- [TASK] Where a line contains the word "Current", copy that line.

- [PROVIDED RECORDS]
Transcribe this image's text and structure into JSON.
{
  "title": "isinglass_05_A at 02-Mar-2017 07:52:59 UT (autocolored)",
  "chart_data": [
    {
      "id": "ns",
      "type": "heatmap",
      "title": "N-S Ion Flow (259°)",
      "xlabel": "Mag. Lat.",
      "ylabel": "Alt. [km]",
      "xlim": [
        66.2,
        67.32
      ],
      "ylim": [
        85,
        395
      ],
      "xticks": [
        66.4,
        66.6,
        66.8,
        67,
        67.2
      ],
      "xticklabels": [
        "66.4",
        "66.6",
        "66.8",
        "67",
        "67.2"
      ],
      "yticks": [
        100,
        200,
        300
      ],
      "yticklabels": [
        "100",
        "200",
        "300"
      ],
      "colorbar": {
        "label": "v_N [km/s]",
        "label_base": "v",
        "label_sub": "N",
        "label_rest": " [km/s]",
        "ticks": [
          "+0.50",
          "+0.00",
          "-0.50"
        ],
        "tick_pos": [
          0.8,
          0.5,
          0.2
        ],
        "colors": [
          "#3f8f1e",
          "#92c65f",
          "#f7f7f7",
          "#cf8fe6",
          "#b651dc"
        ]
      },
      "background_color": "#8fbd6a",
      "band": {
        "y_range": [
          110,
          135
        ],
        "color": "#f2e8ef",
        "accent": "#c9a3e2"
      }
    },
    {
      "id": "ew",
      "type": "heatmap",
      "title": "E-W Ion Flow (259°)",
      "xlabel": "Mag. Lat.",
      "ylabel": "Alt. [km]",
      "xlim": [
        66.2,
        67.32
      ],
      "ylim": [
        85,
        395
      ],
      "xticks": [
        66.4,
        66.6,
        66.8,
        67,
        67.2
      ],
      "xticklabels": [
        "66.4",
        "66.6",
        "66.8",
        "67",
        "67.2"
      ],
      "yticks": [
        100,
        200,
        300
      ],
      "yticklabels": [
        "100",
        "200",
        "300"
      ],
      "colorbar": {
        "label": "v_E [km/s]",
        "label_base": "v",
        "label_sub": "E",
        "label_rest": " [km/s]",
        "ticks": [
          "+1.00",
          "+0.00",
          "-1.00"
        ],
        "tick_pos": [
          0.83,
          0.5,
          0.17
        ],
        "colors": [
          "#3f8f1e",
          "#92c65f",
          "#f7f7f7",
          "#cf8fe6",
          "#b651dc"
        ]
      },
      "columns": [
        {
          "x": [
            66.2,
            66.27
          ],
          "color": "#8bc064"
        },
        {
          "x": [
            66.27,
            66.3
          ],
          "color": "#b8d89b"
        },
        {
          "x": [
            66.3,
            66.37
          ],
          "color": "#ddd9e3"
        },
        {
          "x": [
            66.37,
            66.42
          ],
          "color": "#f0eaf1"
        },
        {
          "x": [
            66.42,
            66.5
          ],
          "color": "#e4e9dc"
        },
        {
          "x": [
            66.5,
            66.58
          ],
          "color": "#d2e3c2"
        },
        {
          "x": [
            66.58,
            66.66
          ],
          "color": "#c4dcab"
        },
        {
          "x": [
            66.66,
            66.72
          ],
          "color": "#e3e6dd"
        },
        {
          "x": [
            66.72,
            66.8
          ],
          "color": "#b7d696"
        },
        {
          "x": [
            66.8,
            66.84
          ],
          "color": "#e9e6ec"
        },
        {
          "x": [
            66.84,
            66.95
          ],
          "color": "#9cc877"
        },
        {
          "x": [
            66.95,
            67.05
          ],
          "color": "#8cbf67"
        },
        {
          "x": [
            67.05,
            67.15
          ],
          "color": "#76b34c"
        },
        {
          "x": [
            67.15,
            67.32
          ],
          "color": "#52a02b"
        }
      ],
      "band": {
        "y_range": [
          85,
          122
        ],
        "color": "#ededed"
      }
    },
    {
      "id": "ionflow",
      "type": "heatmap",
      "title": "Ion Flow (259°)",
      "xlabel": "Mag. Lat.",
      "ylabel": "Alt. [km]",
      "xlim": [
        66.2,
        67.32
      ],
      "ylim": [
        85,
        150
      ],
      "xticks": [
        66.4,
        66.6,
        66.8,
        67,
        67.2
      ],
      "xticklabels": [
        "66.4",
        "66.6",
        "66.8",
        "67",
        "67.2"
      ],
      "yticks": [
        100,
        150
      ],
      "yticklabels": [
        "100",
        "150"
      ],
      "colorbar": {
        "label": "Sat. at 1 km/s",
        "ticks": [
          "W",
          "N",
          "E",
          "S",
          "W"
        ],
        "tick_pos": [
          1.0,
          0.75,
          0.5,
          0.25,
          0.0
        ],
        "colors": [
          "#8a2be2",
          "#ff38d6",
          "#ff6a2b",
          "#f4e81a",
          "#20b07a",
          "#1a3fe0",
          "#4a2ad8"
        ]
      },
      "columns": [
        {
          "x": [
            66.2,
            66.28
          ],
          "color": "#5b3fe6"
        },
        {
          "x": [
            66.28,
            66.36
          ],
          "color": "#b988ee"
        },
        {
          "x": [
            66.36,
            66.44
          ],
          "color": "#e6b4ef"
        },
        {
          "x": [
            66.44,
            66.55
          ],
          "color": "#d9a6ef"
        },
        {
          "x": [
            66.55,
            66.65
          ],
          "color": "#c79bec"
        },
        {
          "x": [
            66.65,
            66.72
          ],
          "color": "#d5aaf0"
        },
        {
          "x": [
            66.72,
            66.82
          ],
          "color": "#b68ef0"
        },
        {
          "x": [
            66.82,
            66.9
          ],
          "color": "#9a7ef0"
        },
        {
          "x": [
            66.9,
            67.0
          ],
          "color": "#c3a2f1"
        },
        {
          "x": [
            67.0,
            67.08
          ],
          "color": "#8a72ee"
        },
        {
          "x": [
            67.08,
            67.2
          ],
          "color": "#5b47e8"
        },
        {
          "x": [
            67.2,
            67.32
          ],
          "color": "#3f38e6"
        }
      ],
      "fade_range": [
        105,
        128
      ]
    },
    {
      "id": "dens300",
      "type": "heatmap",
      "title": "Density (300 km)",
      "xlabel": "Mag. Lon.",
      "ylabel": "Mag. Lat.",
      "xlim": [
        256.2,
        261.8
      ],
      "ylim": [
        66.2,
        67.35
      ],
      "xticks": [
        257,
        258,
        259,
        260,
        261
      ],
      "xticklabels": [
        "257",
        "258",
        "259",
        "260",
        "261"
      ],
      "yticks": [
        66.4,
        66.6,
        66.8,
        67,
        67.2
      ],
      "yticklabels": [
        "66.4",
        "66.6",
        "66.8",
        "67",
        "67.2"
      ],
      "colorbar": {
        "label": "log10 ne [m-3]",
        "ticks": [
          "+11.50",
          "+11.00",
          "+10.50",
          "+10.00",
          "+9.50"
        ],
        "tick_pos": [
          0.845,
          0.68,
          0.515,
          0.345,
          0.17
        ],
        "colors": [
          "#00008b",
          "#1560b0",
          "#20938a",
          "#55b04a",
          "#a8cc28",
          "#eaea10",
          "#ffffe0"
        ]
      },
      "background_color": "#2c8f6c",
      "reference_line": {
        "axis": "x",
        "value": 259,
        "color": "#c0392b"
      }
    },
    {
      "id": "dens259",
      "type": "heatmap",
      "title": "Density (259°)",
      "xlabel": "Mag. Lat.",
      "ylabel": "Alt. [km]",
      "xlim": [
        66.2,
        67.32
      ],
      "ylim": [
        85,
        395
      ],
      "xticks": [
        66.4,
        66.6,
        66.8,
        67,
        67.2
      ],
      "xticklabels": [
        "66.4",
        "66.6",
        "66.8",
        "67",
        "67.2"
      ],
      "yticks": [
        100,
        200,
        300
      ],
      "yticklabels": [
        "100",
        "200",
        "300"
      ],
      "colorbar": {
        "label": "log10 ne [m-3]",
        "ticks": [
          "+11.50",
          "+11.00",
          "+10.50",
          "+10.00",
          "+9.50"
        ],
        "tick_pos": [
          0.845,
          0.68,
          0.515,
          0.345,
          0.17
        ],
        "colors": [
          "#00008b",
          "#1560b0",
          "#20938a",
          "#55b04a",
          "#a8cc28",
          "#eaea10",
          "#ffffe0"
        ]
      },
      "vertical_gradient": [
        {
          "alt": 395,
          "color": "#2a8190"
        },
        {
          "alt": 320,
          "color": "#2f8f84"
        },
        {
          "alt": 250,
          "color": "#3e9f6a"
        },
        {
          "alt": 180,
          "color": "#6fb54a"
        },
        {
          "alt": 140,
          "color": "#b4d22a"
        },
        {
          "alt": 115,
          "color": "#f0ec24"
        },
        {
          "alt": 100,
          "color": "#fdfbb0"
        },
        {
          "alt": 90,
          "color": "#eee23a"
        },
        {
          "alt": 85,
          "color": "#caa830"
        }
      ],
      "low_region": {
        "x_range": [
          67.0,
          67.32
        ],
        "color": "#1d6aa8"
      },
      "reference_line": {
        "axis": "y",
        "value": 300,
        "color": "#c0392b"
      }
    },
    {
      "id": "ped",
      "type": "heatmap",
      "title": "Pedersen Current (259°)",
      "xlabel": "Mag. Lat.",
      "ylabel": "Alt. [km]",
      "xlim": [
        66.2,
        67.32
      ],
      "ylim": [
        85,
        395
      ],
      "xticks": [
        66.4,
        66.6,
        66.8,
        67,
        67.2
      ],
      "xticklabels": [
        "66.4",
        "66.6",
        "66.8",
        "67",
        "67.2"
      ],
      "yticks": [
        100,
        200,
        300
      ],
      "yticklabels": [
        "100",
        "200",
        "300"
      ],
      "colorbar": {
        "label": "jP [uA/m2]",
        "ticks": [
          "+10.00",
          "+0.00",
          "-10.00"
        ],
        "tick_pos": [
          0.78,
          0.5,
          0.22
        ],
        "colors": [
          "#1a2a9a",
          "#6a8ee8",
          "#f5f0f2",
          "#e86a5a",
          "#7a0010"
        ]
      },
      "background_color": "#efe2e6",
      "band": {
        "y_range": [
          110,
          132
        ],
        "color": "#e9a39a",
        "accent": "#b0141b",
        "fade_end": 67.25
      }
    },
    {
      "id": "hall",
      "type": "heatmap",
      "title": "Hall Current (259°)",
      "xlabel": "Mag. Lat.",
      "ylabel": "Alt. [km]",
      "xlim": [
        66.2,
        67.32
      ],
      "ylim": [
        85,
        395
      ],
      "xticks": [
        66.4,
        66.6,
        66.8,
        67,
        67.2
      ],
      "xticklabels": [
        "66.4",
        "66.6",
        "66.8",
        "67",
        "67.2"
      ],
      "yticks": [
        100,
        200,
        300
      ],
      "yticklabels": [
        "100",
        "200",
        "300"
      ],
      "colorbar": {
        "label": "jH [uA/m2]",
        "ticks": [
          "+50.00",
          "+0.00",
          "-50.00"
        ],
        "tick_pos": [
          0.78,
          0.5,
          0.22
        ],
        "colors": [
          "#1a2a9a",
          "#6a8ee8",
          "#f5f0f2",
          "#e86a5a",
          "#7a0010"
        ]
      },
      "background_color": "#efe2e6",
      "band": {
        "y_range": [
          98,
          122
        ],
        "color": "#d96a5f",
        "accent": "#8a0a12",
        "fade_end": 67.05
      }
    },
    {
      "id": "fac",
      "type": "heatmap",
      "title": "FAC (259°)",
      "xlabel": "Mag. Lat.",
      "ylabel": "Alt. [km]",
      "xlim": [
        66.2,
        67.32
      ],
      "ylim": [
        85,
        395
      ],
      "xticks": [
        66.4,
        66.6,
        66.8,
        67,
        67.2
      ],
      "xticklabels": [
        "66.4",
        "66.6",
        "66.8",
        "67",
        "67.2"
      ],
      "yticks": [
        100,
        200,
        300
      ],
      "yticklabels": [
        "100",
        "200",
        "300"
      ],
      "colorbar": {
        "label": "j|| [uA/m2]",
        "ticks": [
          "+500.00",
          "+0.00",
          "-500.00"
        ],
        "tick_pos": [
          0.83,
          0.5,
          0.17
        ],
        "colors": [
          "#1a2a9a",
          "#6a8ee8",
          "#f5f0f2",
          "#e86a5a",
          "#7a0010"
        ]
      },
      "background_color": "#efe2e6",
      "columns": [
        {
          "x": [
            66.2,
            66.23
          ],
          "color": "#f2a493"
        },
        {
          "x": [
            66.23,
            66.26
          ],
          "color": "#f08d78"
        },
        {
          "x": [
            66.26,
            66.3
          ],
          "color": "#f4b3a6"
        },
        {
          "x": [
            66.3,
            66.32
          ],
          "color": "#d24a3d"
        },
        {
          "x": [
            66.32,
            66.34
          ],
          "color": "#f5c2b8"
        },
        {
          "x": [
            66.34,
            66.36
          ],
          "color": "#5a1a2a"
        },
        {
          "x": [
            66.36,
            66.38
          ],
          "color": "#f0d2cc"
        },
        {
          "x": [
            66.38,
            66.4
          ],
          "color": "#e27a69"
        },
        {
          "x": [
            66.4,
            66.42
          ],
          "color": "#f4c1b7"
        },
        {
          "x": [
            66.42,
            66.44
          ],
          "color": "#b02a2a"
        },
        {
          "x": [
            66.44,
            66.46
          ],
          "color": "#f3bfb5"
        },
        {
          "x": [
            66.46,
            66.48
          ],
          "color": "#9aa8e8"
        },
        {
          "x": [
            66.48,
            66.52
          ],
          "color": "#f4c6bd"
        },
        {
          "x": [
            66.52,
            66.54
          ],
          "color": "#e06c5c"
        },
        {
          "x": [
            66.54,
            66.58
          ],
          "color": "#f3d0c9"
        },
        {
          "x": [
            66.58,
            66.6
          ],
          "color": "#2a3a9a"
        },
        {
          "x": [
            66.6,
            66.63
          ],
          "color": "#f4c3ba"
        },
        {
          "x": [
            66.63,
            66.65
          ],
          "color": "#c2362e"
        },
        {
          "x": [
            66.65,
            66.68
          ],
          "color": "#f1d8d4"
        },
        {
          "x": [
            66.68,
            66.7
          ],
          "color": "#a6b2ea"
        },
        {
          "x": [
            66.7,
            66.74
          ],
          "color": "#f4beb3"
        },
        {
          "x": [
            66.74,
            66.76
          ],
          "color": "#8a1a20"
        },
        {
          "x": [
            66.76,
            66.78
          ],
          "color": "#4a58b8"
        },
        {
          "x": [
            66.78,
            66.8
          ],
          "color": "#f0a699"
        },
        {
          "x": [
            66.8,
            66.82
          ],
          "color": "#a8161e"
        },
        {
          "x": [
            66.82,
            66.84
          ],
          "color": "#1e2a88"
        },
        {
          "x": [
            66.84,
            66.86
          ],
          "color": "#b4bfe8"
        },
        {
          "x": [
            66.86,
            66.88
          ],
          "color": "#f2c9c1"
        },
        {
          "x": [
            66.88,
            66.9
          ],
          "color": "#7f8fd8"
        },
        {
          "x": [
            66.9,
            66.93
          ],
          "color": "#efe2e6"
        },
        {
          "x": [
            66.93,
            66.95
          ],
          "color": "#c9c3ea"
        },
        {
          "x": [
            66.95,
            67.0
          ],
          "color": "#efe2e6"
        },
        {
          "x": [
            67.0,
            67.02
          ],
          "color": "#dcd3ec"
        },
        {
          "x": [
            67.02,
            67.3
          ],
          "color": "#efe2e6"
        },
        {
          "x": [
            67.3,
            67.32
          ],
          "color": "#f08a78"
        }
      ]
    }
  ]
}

- [FINISHED TASK]
      "title": "Pedersen Current (259°)",
      "title": "Hall Current (259°)",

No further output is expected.